Task statement: Pick up the commentary on the Supreme Court's Rahimi gun decision after its last sentence and keep writing it.

Document section:

Content starts

As Justice Kavanaugh surely knew, those are highly contested statements inside the court. Earlier this month, in objecting to Justice Thomas’s reliance on history in a trademark case, Justice Amy Coney Barrett made this observation: “Relying exclusively on history and tradition may seem like a way of avoiding judge-made tests. But a rule rendering tradition dispositive is itself a judge-made test.” That debate goes on.

Justice Thomas’s 6-to-3 opinion in Bruen, striking down a New York gun licensing law, held that all restrictions on gun ownership were presumptively unconstitutional except those with a historical precursor, either identical or closely analogous, at the time of the country’s founding. In the Rahimi case, the United States Court of Appeals for the Fifth Circuit, applying that novel history-is-everything approach to a federal law, found no 18th-century instance of taking guns away from perpetrators of domestic violence.

This was a misunderstanding of Bruen, Chief Justice Roberts insisted. The court had not meant to suggest “a law trapped in amber” but simply whether “the challenged regulation is consistent with the principles that underpin our regulatory tradition.”

This was news to Justice Thomas, who objected that “not a single historical regulation justifies the statute at issue.”

Chief Justice Roberts, for his part, found two, both imported into the United States from English common law. One required those found likely to “break the peace” by abusing a spouse or misusing firearms to post a bond or face jail. The other could disarm those who used weapons to “terrify the good people of the land.”

“Since the founding,” the chief justice said, “our nation’s firearm laws have included provisions preventing individuals who threaten physical harm to others from misusing firearms.” The law at issue in the case, he concluded, “fits comfortably within this tradition” and was “what common sense suggests.”

There is quite a difference between a principle that “fits comfortably” on the one hand and an analogous regulation that has to be a near-perfect match on the other. Which requirement describes the real Bruen, a decision that the chief justice and four members of his 2024 majority had signed only two years ago? It’s tempting to conclude that these justices wanted to reinterpret Bruen while not expressly disavowing it.

Content ends

Data provided:

Content starts

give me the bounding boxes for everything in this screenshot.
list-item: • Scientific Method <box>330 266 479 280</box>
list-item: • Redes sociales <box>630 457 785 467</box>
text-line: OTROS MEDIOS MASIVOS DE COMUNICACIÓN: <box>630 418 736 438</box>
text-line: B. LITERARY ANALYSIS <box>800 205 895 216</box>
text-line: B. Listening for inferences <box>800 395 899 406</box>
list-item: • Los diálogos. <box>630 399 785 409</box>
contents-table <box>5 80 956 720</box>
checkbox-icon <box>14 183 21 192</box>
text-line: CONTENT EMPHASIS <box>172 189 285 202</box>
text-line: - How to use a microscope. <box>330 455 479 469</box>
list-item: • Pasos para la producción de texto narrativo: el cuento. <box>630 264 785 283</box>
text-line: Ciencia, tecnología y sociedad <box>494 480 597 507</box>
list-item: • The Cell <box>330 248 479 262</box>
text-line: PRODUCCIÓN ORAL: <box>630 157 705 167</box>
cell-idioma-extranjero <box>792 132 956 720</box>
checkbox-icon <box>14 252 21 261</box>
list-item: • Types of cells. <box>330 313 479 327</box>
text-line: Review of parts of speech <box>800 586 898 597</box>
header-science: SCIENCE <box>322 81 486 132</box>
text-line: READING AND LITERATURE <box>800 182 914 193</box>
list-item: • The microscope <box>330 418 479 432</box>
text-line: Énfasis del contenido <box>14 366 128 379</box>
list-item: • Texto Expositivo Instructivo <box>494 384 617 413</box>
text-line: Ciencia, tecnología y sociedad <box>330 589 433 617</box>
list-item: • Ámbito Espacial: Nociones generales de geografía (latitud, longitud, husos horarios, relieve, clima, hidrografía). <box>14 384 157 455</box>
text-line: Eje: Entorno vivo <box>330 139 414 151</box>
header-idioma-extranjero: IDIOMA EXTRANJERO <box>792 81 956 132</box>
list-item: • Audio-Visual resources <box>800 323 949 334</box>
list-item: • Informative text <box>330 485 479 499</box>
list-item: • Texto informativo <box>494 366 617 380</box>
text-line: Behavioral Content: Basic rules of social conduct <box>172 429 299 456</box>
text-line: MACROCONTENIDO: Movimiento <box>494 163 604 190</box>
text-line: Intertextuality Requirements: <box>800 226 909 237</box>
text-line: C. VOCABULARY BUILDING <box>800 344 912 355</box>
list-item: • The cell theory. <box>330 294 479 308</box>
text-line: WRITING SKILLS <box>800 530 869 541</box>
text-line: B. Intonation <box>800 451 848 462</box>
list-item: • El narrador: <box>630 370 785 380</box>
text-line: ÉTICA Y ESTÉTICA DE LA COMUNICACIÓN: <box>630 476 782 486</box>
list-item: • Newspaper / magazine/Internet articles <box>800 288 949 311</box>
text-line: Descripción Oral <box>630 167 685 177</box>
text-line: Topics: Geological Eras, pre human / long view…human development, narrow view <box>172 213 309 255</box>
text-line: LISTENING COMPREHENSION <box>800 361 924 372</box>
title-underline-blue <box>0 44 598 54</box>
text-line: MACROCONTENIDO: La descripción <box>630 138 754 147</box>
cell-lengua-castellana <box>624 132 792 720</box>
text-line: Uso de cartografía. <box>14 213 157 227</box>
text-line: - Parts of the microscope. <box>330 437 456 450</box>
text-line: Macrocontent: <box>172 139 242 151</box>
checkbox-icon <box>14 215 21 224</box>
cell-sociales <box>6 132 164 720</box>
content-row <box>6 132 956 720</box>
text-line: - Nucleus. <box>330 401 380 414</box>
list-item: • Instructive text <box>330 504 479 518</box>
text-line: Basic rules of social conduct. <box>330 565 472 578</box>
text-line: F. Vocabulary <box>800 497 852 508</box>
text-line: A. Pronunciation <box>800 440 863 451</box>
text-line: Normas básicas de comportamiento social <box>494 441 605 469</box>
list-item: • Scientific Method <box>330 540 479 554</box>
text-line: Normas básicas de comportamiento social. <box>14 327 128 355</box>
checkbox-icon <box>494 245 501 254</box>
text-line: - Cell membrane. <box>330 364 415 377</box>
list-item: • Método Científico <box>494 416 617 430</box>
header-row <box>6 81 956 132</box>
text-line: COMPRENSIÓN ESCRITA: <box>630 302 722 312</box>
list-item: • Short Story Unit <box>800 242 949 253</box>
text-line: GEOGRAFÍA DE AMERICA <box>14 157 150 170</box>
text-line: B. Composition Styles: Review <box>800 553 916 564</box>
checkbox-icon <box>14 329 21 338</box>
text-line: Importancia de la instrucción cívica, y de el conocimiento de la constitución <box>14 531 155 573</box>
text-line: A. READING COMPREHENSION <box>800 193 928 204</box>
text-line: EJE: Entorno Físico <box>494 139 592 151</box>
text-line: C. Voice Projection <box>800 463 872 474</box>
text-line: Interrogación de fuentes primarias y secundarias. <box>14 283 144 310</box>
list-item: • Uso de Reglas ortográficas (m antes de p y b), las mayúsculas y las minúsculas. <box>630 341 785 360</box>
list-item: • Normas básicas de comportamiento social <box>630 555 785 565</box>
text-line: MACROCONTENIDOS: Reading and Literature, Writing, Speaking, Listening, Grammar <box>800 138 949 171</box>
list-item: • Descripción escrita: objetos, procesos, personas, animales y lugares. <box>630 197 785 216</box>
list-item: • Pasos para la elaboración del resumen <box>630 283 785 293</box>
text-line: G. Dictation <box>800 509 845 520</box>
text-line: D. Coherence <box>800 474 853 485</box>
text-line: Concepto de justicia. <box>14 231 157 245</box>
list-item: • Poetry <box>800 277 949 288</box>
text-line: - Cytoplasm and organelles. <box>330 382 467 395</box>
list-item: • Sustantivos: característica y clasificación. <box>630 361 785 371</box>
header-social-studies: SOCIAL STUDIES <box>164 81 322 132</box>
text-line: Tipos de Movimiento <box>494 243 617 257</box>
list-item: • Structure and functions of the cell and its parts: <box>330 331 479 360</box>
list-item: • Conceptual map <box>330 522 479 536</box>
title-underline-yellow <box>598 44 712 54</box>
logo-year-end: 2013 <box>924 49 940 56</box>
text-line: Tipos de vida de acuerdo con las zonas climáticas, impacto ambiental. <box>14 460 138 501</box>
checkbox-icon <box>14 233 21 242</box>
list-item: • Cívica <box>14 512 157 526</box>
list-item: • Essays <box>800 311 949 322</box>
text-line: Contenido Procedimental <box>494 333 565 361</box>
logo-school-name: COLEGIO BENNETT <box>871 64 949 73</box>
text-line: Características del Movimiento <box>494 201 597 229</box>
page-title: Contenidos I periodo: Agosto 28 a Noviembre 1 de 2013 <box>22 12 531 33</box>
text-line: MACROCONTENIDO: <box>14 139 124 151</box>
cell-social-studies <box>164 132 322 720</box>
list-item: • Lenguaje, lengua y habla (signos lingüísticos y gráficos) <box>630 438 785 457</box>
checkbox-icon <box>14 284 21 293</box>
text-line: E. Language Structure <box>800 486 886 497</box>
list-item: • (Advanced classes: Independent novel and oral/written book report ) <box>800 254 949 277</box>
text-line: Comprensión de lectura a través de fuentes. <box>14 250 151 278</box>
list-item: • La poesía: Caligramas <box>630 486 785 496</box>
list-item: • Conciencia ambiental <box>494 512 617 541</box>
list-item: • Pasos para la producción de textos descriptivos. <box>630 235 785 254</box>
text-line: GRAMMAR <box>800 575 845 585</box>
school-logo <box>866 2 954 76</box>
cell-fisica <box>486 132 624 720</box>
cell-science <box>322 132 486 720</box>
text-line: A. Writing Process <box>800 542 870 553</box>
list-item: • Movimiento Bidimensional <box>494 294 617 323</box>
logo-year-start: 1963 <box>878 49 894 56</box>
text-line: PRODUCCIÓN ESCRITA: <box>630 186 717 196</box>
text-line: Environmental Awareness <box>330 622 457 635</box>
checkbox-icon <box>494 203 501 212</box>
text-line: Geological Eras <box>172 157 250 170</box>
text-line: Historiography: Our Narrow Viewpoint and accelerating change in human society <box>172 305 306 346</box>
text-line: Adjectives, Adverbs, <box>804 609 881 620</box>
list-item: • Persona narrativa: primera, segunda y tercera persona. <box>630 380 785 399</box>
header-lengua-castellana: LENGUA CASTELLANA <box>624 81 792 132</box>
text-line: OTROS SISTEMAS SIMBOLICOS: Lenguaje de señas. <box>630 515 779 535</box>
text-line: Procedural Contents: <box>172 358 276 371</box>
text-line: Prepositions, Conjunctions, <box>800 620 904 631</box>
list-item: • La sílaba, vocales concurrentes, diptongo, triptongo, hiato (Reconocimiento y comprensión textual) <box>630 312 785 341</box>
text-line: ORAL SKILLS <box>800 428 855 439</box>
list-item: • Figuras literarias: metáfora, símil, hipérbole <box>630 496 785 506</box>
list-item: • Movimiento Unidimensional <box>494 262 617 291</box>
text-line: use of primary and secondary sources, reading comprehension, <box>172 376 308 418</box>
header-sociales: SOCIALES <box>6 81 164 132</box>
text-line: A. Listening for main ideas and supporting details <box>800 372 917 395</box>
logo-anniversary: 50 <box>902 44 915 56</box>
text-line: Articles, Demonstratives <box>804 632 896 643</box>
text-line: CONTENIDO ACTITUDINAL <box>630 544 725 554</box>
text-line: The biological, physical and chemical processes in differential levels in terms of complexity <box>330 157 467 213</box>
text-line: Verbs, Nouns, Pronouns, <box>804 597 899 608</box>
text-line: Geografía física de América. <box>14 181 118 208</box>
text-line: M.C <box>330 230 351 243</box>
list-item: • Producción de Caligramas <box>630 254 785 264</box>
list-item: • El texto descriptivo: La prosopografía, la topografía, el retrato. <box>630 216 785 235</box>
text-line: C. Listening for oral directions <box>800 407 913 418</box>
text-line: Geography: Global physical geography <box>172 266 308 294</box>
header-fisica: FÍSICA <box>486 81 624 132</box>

Content ends

Output:
That may be true, but there was something else at work here with implications beyond this case, and even Second Amendment doctrine as a whole. For some years, largely below the surface, the members of the court have been engaged in an important debate about the level of generality to apply when interpreting the Constitution. While both Chief Justice Roberts and Justice Thomas agreed in this case that history held the answer, the chief justice surveyed the 18th-century landscape as a whole while Justice Thomas drilled down in search of a perfect analogy.

Justice Barrett, in her concurring opinion, identified what she called the “level of generality problem” that has troubled the lower courts in trying to apply Bruen. “Must the government produce a founding-era relative of the challenged regulation — if not a twin, a cousin?” she asked. “Or do founding-era gun regulations yield concrete principles that mark the borders of the right?”

Justice Barrett continued: “Historical regulations reveal a principle, not a mold.” But she warned that “to be sure, a court must be careful not to read a principle at such a high level of generality that it waters down the right.” The court got it right this time, she said, so that “harder level-of-generality problems can await another day.”

That day may come very soon. Awaiting the justices’ action are petitions that raise a cornucopia of Second Amendment questions: whether people convicted of felonies can be stripped of the right to own a gun, either any felony or a nonviolent offense; whether a state ban on assault weapons is constitutional; whether guns may be barred from certain “sensitive places.” In the post-Bruen, post-Rahimi world, what principles should apply? What analogies might suffice?

And who will say?

Linda Greenhouse, the recipient of a 1998 Pulitzer Prize, reported on the Supreme Court for The Times from 1978 to 2008 and was a contributing Opinion writer from 2009 to 2021.